= Exercise objective =
Report how many lines hold the word "JSON"; answer with the number alone.

= Data section =
****

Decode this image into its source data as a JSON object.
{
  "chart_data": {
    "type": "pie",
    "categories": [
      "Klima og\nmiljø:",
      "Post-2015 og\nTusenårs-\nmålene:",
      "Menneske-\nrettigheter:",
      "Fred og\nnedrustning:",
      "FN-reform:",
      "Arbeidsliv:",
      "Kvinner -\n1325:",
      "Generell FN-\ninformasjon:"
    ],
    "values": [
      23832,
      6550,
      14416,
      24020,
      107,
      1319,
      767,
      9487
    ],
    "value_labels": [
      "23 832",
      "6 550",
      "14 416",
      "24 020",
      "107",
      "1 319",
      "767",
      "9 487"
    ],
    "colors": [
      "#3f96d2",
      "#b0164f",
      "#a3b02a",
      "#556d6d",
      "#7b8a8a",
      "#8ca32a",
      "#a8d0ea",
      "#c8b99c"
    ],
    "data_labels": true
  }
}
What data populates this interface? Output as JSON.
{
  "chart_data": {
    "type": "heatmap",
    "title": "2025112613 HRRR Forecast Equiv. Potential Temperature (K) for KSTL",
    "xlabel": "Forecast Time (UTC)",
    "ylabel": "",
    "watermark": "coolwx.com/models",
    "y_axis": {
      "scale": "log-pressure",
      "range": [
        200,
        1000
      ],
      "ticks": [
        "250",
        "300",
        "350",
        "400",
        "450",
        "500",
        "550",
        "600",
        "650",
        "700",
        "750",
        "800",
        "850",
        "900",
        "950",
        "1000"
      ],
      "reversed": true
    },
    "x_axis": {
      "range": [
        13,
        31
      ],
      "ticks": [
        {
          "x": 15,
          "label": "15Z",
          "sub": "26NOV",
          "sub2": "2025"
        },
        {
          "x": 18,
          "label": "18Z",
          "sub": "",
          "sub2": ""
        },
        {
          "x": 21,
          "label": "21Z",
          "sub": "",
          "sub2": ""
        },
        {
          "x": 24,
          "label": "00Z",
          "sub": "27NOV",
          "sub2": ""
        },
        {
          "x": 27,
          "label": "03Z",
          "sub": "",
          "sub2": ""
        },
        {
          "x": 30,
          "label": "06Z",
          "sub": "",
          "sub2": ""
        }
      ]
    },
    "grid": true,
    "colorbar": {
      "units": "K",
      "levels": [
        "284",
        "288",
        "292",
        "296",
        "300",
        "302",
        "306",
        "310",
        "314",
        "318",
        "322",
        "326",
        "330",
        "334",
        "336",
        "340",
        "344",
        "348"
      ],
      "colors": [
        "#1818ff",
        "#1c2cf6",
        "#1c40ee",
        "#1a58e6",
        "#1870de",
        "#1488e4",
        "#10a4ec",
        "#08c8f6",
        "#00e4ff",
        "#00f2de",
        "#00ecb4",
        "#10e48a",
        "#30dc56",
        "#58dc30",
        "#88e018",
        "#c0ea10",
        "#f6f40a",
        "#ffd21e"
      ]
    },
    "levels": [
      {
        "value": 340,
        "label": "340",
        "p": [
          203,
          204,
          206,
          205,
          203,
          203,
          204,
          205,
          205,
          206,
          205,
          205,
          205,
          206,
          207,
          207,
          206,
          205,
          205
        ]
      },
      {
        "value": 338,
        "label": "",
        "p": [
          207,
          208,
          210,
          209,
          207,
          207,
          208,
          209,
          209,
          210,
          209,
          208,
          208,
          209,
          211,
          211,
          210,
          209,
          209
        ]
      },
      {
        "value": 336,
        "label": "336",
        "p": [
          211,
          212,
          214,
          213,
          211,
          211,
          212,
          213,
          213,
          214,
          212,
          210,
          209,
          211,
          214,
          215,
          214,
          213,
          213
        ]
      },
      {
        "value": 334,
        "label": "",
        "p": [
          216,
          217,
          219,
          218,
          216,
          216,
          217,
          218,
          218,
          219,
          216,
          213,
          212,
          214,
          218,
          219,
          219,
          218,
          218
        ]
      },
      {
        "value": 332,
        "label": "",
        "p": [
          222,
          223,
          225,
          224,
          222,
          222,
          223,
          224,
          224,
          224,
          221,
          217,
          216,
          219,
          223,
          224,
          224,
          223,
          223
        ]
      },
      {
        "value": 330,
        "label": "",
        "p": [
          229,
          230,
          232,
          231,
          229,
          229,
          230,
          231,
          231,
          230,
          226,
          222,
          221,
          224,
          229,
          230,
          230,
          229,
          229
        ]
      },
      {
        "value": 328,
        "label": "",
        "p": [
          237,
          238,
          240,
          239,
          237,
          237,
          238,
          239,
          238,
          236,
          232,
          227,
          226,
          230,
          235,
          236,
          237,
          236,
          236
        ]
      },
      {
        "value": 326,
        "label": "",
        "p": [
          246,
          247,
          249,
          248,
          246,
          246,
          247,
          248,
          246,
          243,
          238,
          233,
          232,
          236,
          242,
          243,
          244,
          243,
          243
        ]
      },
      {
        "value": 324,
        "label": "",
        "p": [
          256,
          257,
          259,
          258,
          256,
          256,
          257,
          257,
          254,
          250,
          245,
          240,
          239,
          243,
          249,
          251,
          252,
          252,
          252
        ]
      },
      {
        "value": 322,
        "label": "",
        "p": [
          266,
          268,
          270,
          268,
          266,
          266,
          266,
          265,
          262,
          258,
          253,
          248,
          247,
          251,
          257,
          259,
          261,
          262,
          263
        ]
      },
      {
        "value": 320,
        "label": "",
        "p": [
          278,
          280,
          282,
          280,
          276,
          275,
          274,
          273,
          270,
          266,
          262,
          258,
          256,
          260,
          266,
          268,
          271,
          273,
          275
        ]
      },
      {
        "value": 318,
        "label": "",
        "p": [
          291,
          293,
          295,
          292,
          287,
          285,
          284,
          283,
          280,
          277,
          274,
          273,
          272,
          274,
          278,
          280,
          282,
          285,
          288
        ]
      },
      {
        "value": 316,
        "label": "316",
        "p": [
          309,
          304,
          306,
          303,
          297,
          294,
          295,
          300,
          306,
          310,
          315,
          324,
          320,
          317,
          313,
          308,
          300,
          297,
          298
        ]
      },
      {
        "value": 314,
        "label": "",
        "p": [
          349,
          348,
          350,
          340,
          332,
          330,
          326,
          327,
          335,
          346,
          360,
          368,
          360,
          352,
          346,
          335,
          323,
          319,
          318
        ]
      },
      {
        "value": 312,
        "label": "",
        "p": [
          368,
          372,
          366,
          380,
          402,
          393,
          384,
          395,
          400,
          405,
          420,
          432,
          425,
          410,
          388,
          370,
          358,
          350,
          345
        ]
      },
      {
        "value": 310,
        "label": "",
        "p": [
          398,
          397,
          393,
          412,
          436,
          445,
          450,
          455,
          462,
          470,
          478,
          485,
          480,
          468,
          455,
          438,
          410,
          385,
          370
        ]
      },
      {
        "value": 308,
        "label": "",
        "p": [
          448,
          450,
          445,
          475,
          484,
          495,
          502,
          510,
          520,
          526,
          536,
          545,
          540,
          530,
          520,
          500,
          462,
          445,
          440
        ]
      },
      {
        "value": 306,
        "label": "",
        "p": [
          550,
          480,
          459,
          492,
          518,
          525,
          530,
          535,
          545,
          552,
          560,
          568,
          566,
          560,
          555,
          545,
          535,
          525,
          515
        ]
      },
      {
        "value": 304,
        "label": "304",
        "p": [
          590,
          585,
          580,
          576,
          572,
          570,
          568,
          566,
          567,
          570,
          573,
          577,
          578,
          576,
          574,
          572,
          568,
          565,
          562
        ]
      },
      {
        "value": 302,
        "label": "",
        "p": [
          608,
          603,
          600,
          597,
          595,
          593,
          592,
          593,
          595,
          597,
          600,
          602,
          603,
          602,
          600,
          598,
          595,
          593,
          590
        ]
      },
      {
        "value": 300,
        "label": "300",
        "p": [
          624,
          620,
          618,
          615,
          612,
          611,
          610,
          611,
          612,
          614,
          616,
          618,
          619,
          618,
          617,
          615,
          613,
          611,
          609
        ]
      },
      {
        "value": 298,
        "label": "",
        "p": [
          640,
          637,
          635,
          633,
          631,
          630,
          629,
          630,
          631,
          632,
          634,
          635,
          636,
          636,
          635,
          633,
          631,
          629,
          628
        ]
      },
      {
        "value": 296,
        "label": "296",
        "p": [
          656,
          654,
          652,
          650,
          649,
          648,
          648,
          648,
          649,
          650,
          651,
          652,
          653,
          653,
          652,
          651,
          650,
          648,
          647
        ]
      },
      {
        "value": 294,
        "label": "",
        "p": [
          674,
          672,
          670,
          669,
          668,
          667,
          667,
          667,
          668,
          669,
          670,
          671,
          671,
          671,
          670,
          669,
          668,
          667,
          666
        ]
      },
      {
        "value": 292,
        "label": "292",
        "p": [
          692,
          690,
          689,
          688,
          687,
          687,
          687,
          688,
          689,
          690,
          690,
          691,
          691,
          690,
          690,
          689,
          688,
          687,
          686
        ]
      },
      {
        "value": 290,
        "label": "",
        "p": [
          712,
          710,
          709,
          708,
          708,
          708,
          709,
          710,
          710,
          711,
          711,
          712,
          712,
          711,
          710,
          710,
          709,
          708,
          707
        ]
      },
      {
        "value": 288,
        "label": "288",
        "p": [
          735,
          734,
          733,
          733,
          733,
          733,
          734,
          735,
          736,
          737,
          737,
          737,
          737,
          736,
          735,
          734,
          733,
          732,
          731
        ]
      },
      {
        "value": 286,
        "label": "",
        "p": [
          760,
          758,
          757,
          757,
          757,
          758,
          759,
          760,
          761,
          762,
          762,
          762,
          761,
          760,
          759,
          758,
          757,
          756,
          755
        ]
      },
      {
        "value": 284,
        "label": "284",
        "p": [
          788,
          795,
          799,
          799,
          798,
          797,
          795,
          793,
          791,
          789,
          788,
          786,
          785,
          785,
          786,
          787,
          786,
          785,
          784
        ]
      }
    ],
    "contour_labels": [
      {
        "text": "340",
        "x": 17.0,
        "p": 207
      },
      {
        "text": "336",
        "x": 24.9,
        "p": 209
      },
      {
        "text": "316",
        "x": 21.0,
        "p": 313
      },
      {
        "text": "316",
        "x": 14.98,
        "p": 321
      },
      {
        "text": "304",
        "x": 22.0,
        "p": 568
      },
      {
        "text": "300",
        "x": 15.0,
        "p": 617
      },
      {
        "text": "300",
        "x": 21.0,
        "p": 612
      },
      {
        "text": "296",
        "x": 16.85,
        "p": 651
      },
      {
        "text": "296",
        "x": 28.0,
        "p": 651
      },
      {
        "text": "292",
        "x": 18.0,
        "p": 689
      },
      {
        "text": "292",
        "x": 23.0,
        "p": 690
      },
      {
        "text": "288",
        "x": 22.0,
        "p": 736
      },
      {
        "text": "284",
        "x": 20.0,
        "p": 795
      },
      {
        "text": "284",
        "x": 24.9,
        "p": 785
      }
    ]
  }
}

****

= Output for this exercise =
2